### YOUR OBJECTIVE
Look through the data for the string "name". Copy every line where it is found.

### DATASET EXTRACT
------------------------------------------------------------------------
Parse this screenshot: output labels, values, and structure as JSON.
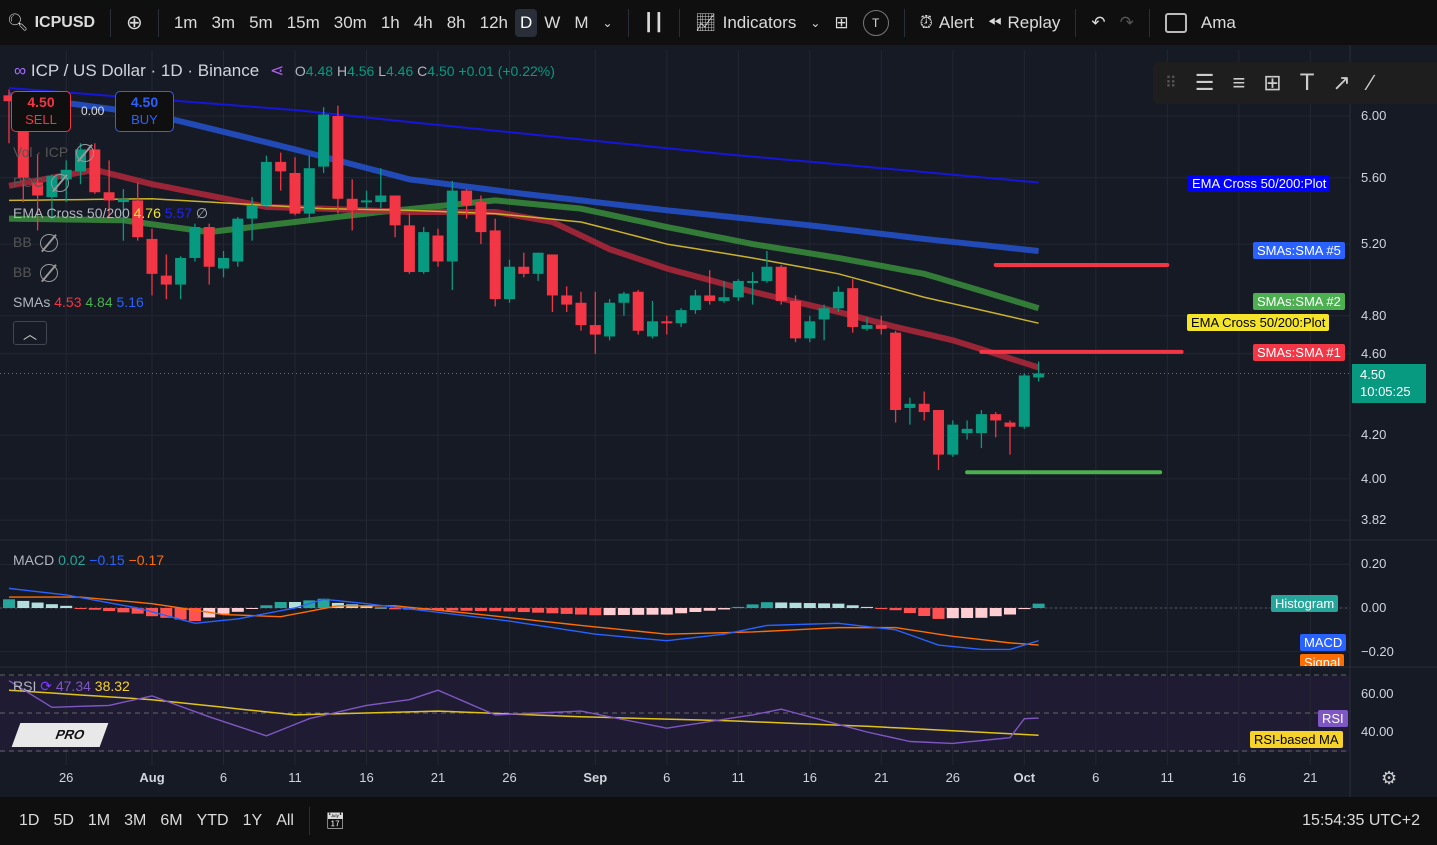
{
  "topbar": {
    "symbol": "ICPUSD",
    "timeframes": [
      "1m",
      "3m",
      "5m",
      "15m",
      "30m",
      "1h",
      "4h",
      "8h",
      "12h",
      "D",
      "W",
      "M"
    ],
    "active_timeframe": "D",
    "indicators": "Indicators",
    "template_badge": "T",
    "alert": "Alert",
    "replay": "Replay",
    "account": "Ama"
  },
  "legend": {
    "title": "ICP / US Dollar · 1D · Binance",
    "o_label": "O",
    "o": "4.48",
    "h_label": "H",
    "h": "4.56",
    "l_label": "L",
    "l": "4.46",
    "c_label": "C",
    "c": "4.50",
    "change": "+0.01 (+0.22%)",
    "sell_price": "4.50",
    "sell_label": "SELL",
    "spread": "0.00",
    "buy_price": "4.50",
    "buy_label": "BUY",
    "indicators": [
      {
        "name": "Vol · ICP"
      },
      {
        "name": "POC"
      },
      {
        "name": "EMA Cross 50/200",
        "v1": "4.76",
        "v2": "5.57"
      },
      {
        "name": "BB"
      },
      {
        "name": "BB"
      },
      {
        "name": "SMAs",
        "v1": "4.53",
        "v2": "4.84",
        "v3": "5.16"
      }
    ],
    "macd": {
      "name": "MACD",
      "hist": "0.02",
      "macd": "−0.15",
      "signal": "−0.17"
    },
    "rsi": {
      "name": "RSI",
      "rsi": "47.34",
      "ma": "38.32"
    }
  },
  "price_axis": [
    "6.00",
    "5.60",
    "5.20",
    "4.80",
    "4.60",
    "4.20",
    "4.00",
    "3.82"
  ],
  "macd_axis": [
    "0.20",
    "0.00",
    "−0.20"
  ],
  "rsi_axis": [
    "60.00",
    "40.00"
  ],
  "tags": {
    "ema200": "EMA Cross 50/200:Plot",
    "sma5": "SMAs:SMA #5",
    "sma2": "SMAs:SMA #2",
    "ema50": "EMA Cross 50/200:Plot",
    "sma1": "SMAs:SMA #1",
    "price": "4.50",
    "countdown": "10:05:25",
    "hist": "Histogram",
    "macd": "MACD",
    "signal": "Signal",
    "rsi": "RSI",
    "rsima": "RSI-based MA"
  },
  "colors": {
    "up": "#089981",
    "down": "#f23645",
    "sma1": "#b2283a",
    "sma2": "#388e3c",
    "sma5": "#2350c8",
    "ema50": "#c9b22a",
    "ema200": "#1616d8",
    "macd": "#2962ff",
    "signal": "#ff6d00",
    "rsi": "#7e57c2",
    "rsima": "#e0c31a"
  },
  "bottombar": {
    "ranges": [
      "1D",
      "5D",
      "1M",
      "3M",
      "6M",
      "YTD",
      "1Y",
      "All"
    ],
    "clock": "15:54:35 UTC+2"
  },
  "watermark": "PRO",
  "chart_data": {
    "type": "candlestick",
    "symbol": "ICP / US Dollar",
    "interval": "1D",
    "start_date": "Jul 22",
    "price_scale": "log",
    "x_ticks": [
      [
        4,
        "26"
      ],
      [
        10,
        "Aug"
      ],
      [
        15,
        "6"
      ],
      [
        20,
        "11"
      ],
      [
        25,
        "16"
      ],
      [
        30,
        "21"
      ],
      [
        35,
        "26"
      ],
      [
        41,
        "Sep"
      ],
      [
        46,
        "6"
      ],
      [
        51,
        "11"
      ],
      [
        56,
        "16"
      ],
      [
        61,
        "21"
      ],
      [
        66,
        "26"
      ],
      [
        71,
        "Oct"
      ],
      [
        76,
        "6"
      ],
      [
        81,
        "11"
      ],
      [
        86,
        "16"
      ],
      [
        91,
        "21"
      ]
    ],
    "ohlc": [
      [
        6.14,
        6.18,
        5.82,
        6.1
      ],
      [
        6.1,
        6.12,
        5.45,
        5.6
      ],
      [
        5.57,
        5.75,
        5.28,
        5.49
      ],
      [
        5.48,
        5.62,
        5.34,
        5.61
      ],
      [
        5.59,
        5.71,
        5.45,
        5.65
      ],
      [
        5.64,
        5.82,
        5.56,
        5.78
      ],
      [
        5.78,
        5.82,
        5.5,
        5.51
      ],
      [
        5.51,
        5.71,
        5.35,
        5.46
      ],
      [
        5.45,
        5.53,
        5.22,
        5.47
      ],
      [
        5.46,
        5.57,
        5.22,
        5.24
      ],
      [
        5.23,
        5.29,
        4.91,
        5.03
      ],
      [
        5.02,
        5.14,
        4.89,
        4.97
      ],
      [
        4.97,
        5.13,
        4.89,
        5.12
      ],
      [
        5.12,
        5.32,
        5.1,
        5.3
      ],
      [
        5.3,
        5.32,
        4.97,
        5.07
      ],
      [
        5.06,
        5.16,
        5.01,
        5.12
      ],
      [
        5.1,
        5.36,
        5.07,
        5.35
      ],
      [
        5.35,
        5.48,
        5.22,
        5.43
      ],
      [
        5.43,
        5.74,
        5.42,
        5.7
      ],
      [
        5.7,
        5.76,
        5.52,
        5.64
      ],
      [
        5.63,
        5.73,
        5.37,
        5.38
      ],
      [
        5.38,
        5.74,
        5.33,
        5.66
      ],
      [
        5.67,
        6.06,
        5.63,
        6.01
      ],
      [
        6.0,
        6.07,
        5.38,
        5.47
      ],
      [
        5.47,
        5.59,
        5.28,
        5.4
      ],
      [
        5.45,
        5.52,
        5.41,
        5.46
      ],
      [
        5.45,
        5.66,
        5.41,
        5.49
      ],
      [
        5.49,
        5.49,
        5.24,
        5.31
      ],
      [
        5.31,
        5.38,
        5.03,
        5.04
      ],
      [
        5.04,
        5.3,
        5.03,
        5.27
      ],
      [
        5.25,
        5.29,
        5.07,
        5.1
      ],
      [
        5.1,
        5.58,
        4.94,
        5.52
      ],
      [
        5.52,
        5.53,
        5.35,
        5.43
      ],
      [
        5.45,
        5.49,
        5.2,
        5.27
      ],
      [
        5.28,
        5.35,
        4.85,
        4.89
      ],
      [
        4.89,
        5.11,
        4.87,
        5.07
      ],
      [
        5.07,
        5.15,
        5.01,
        5.03
      ],
      [
        5.03,
        5.15,
        4.99,
        5.15
      ],
      [
        5.14,
        5.14,
        4.82,
        4.91
      ],
      [
        4.91,
        4.96,
        4.82,
        4.86
      ],
      [
        4.87,
        4.93,
        4.72,
        4.75
      ],
      [
        4.75,
        4.93,
        4.6,
        4.7
      ],
      [
        4.69,
        4.89,
        4.67,
        4.87
      ],
      [
        4.87,
        4.93,
        4.8,
        4.92
      ],
      [
        4.93,
        4.94,
        4.7,
        4.72
      ],
      [
        4.69,
        4.88,
        4.68,
        4.77
      ],
      [
        4.77,
        4.8,
        4.7,
        4.76
      ],
      [
        4.76,
        4.84,
        4.74,
        4.83
      ],
      [
        4.83,
        4.94,
        4.81,
        4.91
      ],
      [
        4.91,
        5.05,
        4.86,
        4.88
      ],
      [
        4.88,
        4.99,
        4.87,
        4.9
      ],
      [
        4.9,
        5.0,
        4.88,
        4.99
      ],
      [
        4.98,
        5.04,
        4.86,
        4.99
      ],
      [
        4.99,
        5.16,
        4.98,
        5.07
      ],
      [
        5.07,
        5.08,
        4.86,
        4.88
      ],
      [
        4.88,
        4.91,
        4.66,
        4.68
      ],
      [
        4.68,
        4.8,
        4.66,
        4.77
      ],
      [
        4.78,
        4.86,
        4.67,
        4.84
      ],
      [
        4.84,
        4.96,
        4.82,
        4.93
      ],
      [
        4.95,
        5.0,
        4.71,
        4.74
      ],
      [
        4.73,
        4.79,
        4.72,
        4.75
      ],
      [
        4.75,
        4.8,
        4.7,
        4.73
      ],
      [
        4.71,
        4.72,
        4.26,
        4.32
      ],
      [
        4.33,
        4.38,
        4.25,
        4.35
      ],
      [
        4.35,
        4.41,
        4.27,
        4.31
      ],
      [
        4.32,
        4.32,
        4.04,
        4.11
      ],
      [
        4.11,
        4.27,
        4.1,
        4.25
      ],
      [
        4.21,
        4.27,
        4.18,
        4.23
      ],
      [
        4.21,
        4.32,
        4.14,
        4.3
      ],
      [
        4.3,
        4.31,
        4.19,
        4.27
      ],
      [
        4.26,
        4.27,
        4.11,
        4.24
      ],
      [
        4.24,
        4.5,
        4.23,
        4.49
      ],
      [
        4.48,
        4.56,
        4.46,
        4.5
      ]
    ],
    "overlays": {
      "sma1": [
        [
          0,
          5.55
        ],
        [
          6,
          5.65
        ],
        [
          10,
          5.56
        ],
        [
          18,
          5.42
        ],
        [
          22,
          5.41
        ],
        [
          28,
          5.39
        ],
        [
          34,
          5.39
        ],
        [
          38,
          5.33
        ],
        [
          42,
          5.17
        ],
        [
          46,
          5.06
        ],
        [
          52,
          4.93
        ],
        [
          58,
          4.82
        ],
        [
          62,
          4.74
        ],
        [
          66,
          4.67
        ],
        [
          72,
          4.53
        ]
      ],
      "ema50": [
        [
          0,
          5.46
        ],
        [
          10,
          5.47
        ],
        [
          22,
          5.41
        ],
        [
          28,
          5.4
        ],
        [
          34,
          5.38
        ],
        [
          40,
          5.33
        ],
        [
          46,
          5.2
        ],
        [
          52,
          5.12
        ],
        [
          58,
          5.03
        ],
        [
          64,
          4.9
        ],
        [
          72,
          4.76
        ]
      ],
      "sma2": [
        [
          0,
          5.35
        ],
        [
          8,
          5.34
        ],
        [
          14,
          5.27
        ],
        [
          20,
          5.33
        ],
        [
          26,
          5.39
        ],
        [
          34,
          5.46
        ],
        [
          40,
          5.41
        ],
        [
          46,
          5.3
        ],
        [
          52,
          5.2
        ],
        [
          58,
          5.12
        ],
        [
          64,
          5.03
        ],
        [
          72,
          4.84
        ]
      ],
      "sma5": [
        [
          0,
          6.14
        ],
        [
          10,
          6.01
        ],
        [
          20,
          5.78
        ],
        [
          28,
          5.59
        ],
        [
          36,
          5.5
        ],
        [
          46,
          5.4
        ],
        [
          56,
          5.31
        ],
        [
          64,
          5.23
        ],
        [
          72,
          5.16
        ]
      ],
      "ema200": [
        [
          0,
          6.19
        ],
        [
          20,
          6.04
        ],
        [
          30,
          5.94
        ],
        [
          50,
          5.75
        ],
        [
          72,
          5.57
        ]
      ]
    },
    "drawings": [
      {
        "color": "#f23645",
        "price": 5.08,
        "from": 69,
        "to": 81
      },
      {
        "color": "#f23645",
        "price": 4.61,
        "from": 68,
        "to": 82
      },
      {
        "color": "#4caf50",
        "price": 4.03,
        "from": 67,
        "to": 80.5
      }
    ],
    "last_price": 4.5,
    "macd": {
      "ylim": [
        -0.23,
        0.25
      ],
      "macd": [
        [
          0,
          0.09
        ],
        [
          4,
          0.06
        ],
        [
          9,
          0.0
        ],
        [
          13,
          -0.07
        ],
        [
          16,
          -0.05
        ],
        [
          20,
          0.0
        ],
        [
          22,
          0.04
        ],
        [
          25,
          0.02
        ],
        [
          30,
          -0.02
        ],
        [
          35,
          -0.06
        ],
        [
          41,
          -0.12
        ],
        [
          46,
          -0.15
        ],
        [
          50,
          -0.12
        ],
        [
          53,
          -0.08
        ],
        [
          58,
          -0.07
        ],
        [
          62,
          -0.1
        ],
        [
          65,
          -0.17
        ],
        [
          68,
          -0.19
        ],
        [
          70,
          -0.19
        ],
        [
          72,
          -0.15
        ]
      ],
      "signal": [
        [
          0,
          0.05
        ],
        [
          5,
          0.05
        ],
        [
          10,
          0.02
        ],
        [
          15,
          -0.03
        ],
        [
          19,
          -0.04
        ],
        [
          23,
          0.01
        ],
        [
          27,
          0.01
        ],
        [
          33,
          -0.03
        ],
        [
          40,
          -0.08
        ],
        [
          46,
          -0.12
        ],
        [
          52,
          -0.11
        ],
        [
          58,
          -0.09
        ],
        [
          62,
          -0.09
        ],
        [
          66,
          -0.13
        ],
        [
          70,
          -0.16
        ],
        [
          72,
          -0.17
        ]
      ]
    },
    "rsi": {
      "ylim": [
        25,
        75
      ],
      "bands": [
        30,
        70
      ],
      "rsi": [
        [
          0,
          67
        ],
        [
          3,
          53
        ],
        [
          7,
          54
        ],
        [
          10,
          59
        ],
        [
          14,
          48
        ],
        [
          18,
          38
        ],
        [
          21,
          47
        ],
        [
          25,
          54
        ],
        [
          28,
          57
        ],
        [
          30,
          62
        ],
        [
          34,
          49
        ],
        [
          40,
          51
        ],
        [
          46,
          42
        ],
        [
          52,
          49
        ],
        [
          54,
          52
        ],
        [
          60,
          40
        ],
        [
          63,
          35
        ],
        [
          66,
          34
        ],
        [
          70,
          37
        ],
        [
          71,
          47
        ],
        [
          72,
          47.34
        ]
      ],
      "ma": [
        [
          0,
          62
        ],
        [
          10,
          57
        ],
        [
          20,
          49
        ],
        [
          30,
          51
        ],
        [
          40,
          48
        ],
        [
          50,
          46
        ],
        [
          60,
          43
        ],
        [
          72,
          38.32
        ]
      ]
    }
  }
}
------------------------------------------------------------------------
### RESPONSE
        "name": "Vol · ICP"
        "name": "POC"
        "name": "EMA Cross 50/200",
        "name": "BB"
        "name": "BB"
        "name": "SMAs",
      "name": "MACD",
      "name": "RSI",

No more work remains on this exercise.